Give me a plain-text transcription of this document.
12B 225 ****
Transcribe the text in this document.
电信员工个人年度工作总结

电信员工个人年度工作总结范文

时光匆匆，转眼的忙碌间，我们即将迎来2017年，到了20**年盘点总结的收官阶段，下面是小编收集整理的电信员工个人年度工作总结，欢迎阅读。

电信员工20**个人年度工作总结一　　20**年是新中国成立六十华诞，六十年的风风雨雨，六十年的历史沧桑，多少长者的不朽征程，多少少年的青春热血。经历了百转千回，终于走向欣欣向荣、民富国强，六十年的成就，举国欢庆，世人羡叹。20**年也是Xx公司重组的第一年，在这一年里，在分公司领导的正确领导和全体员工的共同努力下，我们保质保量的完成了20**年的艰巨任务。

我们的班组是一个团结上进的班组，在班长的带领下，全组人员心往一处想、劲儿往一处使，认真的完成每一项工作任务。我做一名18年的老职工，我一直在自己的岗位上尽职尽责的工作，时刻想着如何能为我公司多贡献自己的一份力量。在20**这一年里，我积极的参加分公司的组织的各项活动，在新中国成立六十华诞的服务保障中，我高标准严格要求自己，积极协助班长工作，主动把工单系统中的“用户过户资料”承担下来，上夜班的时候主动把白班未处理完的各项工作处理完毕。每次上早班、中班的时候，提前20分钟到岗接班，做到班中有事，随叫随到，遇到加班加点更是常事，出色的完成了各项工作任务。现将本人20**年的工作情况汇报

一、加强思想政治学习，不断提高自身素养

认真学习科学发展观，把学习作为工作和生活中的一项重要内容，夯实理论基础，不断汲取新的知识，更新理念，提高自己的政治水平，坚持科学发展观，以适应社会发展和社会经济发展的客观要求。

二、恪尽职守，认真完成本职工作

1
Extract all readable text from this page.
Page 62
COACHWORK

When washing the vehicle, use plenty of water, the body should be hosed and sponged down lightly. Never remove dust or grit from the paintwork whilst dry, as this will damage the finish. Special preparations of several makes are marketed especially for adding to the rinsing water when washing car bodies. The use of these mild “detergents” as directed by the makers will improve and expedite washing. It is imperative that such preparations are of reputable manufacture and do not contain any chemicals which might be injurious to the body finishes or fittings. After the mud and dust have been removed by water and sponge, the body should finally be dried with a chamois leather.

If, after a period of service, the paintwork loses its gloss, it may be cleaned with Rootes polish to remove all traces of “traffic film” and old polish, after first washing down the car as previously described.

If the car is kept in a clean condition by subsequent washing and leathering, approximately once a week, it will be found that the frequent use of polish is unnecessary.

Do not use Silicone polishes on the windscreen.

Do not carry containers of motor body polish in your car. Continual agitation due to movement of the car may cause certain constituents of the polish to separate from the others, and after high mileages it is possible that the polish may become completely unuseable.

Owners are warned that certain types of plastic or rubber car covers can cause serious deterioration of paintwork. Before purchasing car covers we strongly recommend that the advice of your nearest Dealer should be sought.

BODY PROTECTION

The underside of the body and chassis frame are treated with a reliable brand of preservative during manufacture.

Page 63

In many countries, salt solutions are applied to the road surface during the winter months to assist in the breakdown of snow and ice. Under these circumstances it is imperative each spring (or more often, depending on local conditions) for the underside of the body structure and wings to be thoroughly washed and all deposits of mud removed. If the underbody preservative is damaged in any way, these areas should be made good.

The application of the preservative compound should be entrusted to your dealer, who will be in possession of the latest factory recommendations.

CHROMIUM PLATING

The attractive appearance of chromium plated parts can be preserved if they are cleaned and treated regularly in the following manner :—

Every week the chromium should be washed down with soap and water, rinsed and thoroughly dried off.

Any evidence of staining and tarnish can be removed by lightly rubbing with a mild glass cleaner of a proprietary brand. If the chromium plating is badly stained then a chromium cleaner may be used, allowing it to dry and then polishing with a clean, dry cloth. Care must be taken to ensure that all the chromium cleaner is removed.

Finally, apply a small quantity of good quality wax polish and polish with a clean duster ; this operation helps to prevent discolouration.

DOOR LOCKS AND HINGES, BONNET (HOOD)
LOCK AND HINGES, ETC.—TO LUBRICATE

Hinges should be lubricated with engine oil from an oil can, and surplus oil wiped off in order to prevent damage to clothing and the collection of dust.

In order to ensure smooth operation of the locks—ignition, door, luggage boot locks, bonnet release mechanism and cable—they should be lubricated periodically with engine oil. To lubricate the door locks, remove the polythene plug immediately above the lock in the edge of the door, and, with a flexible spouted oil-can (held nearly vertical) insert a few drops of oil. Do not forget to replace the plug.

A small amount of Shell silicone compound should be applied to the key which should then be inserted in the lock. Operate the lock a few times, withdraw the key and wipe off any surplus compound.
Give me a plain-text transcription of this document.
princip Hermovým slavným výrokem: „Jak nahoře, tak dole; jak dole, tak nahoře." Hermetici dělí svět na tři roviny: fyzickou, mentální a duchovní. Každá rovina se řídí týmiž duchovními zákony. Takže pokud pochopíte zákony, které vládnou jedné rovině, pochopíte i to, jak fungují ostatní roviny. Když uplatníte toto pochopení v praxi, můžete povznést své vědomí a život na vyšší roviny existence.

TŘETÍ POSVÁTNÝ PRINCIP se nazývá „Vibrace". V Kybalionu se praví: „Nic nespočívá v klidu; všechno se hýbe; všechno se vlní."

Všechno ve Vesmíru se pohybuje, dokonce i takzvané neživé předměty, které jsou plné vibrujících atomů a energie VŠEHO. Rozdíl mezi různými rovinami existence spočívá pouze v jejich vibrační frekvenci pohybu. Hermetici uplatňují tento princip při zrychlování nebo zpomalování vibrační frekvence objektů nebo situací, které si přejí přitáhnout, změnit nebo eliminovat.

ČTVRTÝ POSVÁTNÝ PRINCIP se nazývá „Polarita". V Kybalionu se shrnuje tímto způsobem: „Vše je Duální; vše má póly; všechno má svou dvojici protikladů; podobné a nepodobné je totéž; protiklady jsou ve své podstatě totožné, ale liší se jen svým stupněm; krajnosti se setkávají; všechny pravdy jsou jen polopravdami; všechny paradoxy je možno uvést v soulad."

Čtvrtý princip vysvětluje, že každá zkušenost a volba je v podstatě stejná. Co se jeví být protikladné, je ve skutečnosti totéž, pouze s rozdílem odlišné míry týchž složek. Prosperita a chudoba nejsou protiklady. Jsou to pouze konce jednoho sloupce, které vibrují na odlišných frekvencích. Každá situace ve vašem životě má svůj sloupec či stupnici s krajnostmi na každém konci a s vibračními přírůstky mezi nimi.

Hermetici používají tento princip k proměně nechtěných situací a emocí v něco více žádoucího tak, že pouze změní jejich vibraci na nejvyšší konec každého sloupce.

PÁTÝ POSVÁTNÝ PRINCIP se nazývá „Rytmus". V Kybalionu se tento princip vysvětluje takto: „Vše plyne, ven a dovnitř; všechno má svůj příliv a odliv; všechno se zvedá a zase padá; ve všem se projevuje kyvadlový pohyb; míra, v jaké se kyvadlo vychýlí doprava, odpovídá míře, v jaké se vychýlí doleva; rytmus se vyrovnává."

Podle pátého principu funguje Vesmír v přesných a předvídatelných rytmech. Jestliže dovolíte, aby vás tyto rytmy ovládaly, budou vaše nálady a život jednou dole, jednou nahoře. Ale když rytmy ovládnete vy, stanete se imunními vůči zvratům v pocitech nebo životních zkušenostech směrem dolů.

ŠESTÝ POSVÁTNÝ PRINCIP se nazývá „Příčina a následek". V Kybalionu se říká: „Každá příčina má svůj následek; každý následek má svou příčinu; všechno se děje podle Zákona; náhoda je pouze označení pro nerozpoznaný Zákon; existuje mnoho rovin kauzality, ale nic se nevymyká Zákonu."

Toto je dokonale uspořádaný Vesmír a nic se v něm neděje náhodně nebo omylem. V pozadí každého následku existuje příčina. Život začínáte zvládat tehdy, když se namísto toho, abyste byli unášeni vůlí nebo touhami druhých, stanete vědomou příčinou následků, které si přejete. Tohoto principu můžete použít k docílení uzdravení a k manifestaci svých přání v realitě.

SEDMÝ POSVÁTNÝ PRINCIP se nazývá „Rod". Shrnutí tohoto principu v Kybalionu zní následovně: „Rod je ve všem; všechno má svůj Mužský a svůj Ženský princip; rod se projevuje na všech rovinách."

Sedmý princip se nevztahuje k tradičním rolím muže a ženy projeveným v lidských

◇ ◇ ◇ ◇

- STATED PROBLEM: Locate the word "treated" in the records and collect each line it appears in.

- RESULT FOR THIS EXERCISE:
The underside of the body and chassis frame are treated with a reliable brand of preservative during manufacture.
The attractive appearance of chromium plated parts can be preserved if they are cleaned and treated regularly in the following manner :—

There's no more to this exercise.